Find all lines in the listing that include the word "screenshot", then copy them.

** Begin PROVIDED RECORDS **

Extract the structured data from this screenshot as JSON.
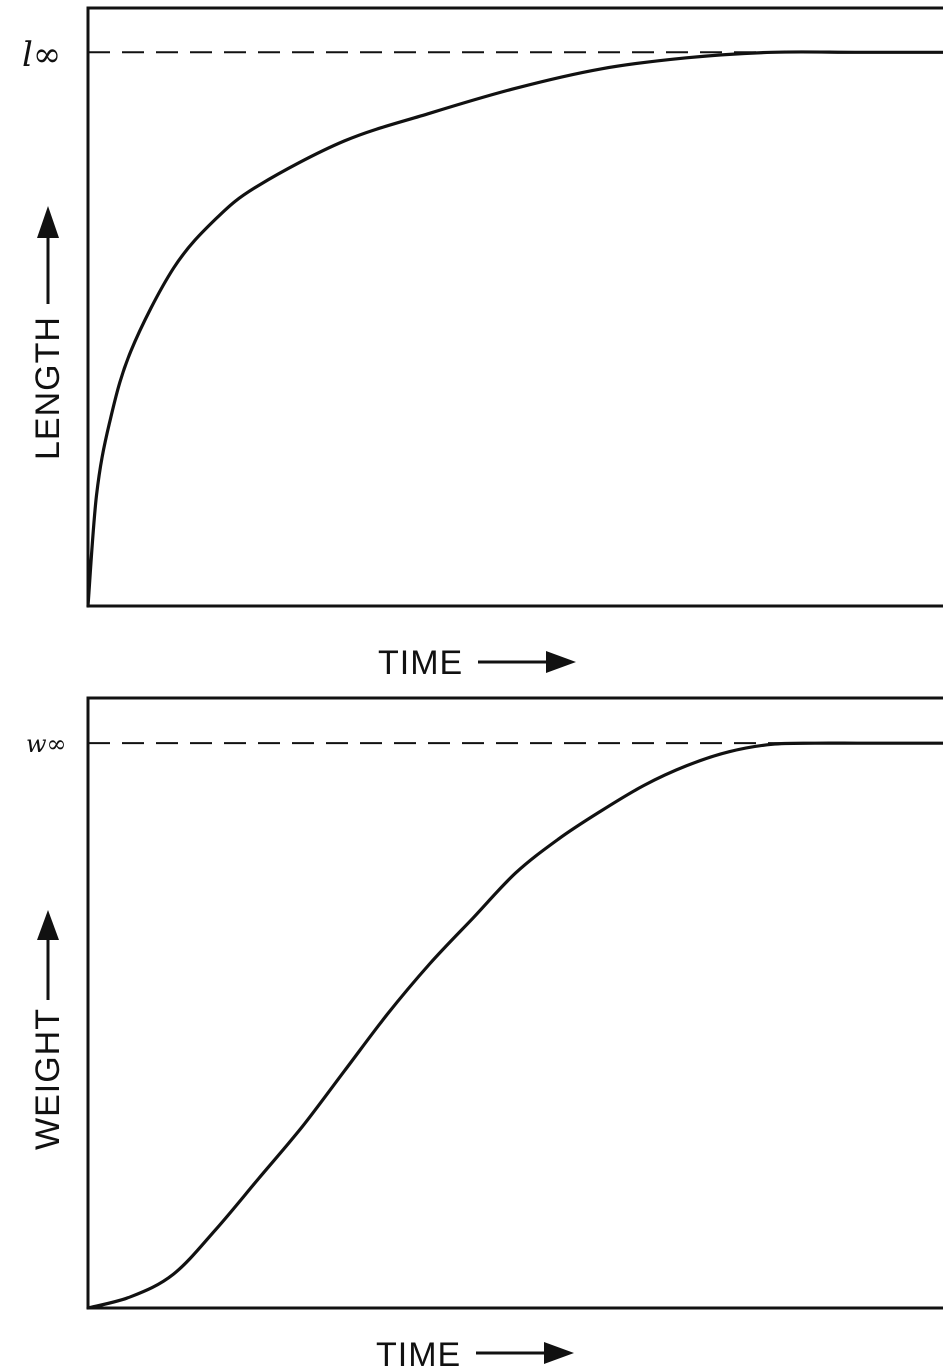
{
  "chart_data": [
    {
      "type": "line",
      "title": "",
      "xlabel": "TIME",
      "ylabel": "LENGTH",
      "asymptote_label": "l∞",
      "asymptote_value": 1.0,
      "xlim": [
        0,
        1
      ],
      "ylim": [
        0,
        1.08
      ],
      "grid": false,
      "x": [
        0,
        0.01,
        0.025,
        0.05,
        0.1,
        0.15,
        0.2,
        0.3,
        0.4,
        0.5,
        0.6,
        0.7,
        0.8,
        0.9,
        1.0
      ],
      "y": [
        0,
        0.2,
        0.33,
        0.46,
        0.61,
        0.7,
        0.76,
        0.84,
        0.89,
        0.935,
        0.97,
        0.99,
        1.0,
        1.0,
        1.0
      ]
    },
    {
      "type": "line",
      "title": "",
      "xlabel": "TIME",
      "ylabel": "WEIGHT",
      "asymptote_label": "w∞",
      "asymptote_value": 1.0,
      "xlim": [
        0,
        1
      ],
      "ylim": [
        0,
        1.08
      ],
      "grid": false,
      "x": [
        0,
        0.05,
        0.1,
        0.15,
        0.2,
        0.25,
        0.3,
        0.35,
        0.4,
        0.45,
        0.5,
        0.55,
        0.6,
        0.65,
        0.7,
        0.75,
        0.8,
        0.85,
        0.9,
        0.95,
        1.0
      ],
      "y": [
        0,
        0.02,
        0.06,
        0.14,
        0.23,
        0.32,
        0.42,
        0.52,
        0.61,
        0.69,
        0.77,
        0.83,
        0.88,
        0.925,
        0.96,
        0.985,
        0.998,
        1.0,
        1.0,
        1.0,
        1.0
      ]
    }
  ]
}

** End PROVIDED RECORDS **
** Begin PROVIDED RECORDS **

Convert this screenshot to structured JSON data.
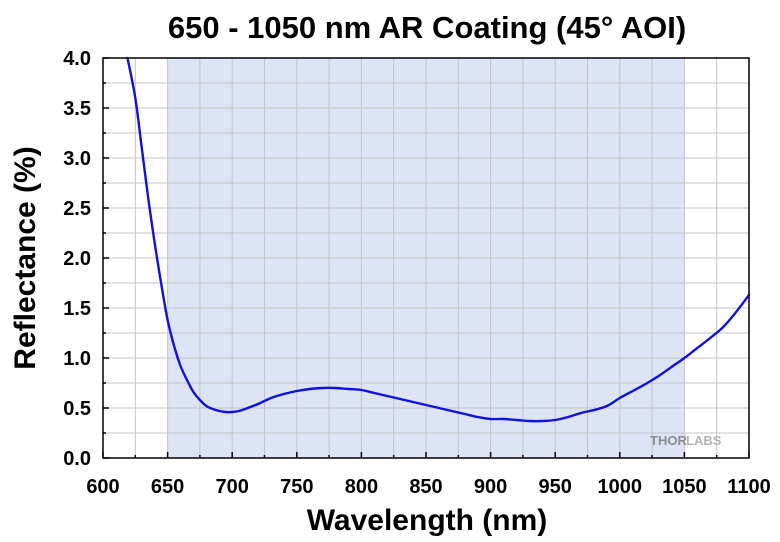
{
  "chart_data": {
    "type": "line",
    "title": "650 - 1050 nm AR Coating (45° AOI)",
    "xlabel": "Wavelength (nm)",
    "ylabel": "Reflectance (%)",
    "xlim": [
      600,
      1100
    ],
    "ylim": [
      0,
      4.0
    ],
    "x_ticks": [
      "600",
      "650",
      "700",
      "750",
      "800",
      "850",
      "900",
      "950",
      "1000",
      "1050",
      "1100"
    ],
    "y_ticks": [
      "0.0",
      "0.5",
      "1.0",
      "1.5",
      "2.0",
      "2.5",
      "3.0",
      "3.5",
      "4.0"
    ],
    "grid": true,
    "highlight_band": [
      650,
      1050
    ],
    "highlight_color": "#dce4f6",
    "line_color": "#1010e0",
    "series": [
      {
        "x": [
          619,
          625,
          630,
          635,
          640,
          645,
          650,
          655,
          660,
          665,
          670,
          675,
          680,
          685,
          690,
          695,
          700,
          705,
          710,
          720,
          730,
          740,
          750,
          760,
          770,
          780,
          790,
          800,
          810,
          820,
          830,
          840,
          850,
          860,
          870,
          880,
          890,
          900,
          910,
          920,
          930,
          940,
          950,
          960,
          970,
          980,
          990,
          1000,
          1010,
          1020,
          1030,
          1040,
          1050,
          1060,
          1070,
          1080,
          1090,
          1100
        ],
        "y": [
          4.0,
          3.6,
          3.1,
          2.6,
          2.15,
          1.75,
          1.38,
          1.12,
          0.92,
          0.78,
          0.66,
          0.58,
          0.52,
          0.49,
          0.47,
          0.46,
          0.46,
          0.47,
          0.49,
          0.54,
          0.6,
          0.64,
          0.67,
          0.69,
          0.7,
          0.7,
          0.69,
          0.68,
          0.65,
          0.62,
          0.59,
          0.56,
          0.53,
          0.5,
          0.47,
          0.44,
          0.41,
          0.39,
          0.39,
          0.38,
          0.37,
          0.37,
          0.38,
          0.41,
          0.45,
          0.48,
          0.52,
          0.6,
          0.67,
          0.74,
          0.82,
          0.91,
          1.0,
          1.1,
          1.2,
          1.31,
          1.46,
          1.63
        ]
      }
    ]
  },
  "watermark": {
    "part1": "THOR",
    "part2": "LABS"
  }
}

** End PROVIDED RECORDS **
** Begin PROVIDED RECORDS **

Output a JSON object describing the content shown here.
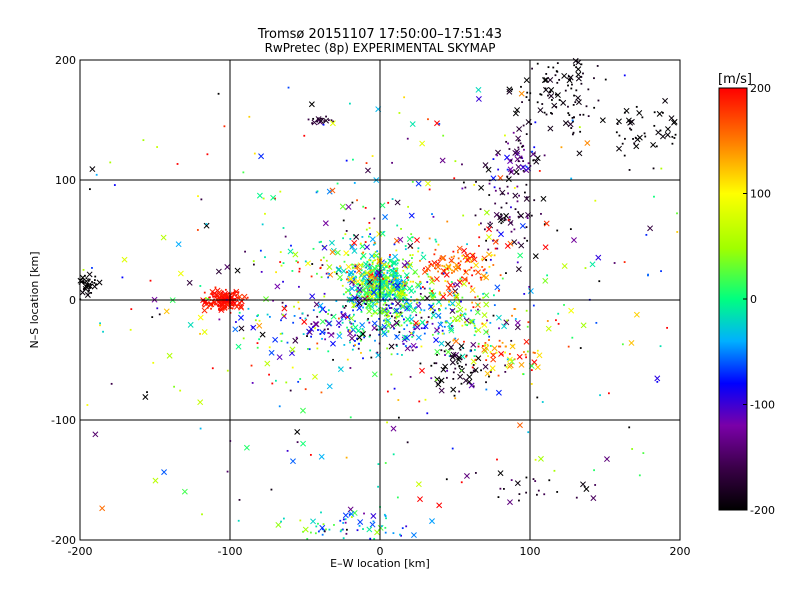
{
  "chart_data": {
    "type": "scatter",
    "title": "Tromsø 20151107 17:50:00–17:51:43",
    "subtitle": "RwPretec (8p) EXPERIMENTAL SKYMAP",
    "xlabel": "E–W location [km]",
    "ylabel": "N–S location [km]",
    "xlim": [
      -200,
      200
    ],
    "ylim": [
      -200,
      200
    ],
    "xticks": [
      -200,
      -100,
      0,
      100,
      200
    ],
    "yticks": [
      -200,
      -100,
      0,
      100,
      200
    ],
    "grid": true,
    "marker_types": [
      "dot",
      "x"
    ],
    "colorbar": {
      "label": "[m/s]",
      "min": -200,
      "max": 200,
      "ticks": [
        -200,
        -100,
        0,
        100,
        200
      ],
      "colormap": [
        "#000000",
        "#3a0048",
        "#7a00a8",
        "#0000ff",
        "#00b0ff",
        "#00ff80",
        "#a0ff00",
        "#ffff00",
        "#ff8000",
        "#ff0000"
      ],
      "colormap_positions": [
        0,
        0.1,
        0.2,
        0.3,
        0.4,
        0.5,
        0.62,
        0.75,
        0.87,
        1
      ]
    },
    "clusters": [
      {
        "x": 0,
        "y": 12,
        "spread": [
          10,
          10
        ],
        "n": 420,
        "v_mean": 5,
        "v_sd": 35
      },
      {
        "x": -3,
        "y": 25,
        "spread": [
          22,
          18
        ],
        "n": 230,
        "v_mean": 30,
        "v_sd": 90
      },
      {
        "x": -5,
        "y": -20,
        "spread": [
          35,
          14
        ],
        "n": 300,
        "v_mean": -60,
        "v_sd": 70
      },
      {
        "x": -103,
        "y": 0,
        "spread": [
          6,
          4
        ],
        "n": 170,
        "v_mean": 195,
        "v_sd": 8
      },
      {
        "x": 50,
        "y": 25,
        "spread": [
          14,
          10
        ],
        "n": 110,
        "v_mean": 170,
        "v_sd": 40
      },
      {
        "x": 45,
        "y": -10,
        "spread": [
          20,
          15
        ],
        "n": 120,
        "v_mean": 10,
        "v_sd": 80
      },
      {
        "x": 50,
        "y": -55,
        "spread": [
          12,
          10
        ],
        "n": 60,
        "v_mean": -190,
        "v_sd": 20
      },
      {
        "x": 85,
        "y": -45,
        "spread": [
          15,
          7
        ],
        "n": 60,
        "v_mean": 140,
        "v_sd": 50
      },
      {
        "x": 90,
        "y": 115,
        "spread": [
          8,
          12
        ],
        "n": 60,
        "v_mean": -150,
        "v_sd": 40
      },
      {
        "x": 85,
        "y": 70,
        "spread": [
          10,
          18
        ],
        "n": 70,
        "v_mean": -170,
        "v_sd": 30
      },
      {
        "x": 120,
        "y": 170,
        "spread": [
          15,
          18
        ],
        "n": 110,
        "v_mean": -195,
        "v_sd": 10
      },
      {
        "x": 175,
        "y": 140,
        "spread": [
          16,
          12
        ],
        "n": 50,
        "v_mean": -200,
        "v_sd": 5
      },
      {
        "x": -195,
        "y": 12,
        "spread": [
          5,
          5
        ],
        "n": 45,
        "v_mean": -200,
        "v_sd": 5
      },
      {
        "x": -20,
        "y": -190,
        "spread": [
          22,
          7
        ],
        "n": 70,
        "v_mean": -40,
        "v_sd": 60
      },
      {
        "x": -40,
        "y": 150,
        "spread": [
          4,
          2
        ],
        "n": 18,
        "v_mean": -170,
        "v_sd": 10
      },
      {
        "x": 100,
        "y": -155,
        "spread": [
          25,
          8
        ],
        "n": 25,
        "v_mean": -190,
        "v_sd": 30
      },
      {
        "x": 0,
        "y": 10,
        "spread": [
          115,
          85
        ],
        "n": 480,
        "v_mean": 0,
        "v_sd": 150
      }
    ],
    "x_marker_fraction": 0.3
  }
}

** End PROVIDED RECORDS **

ANSWER FOR THIS EXERCISE:
Extract the structured data from this screenshot as JSON.
Convert this screenshot to structured JSON data.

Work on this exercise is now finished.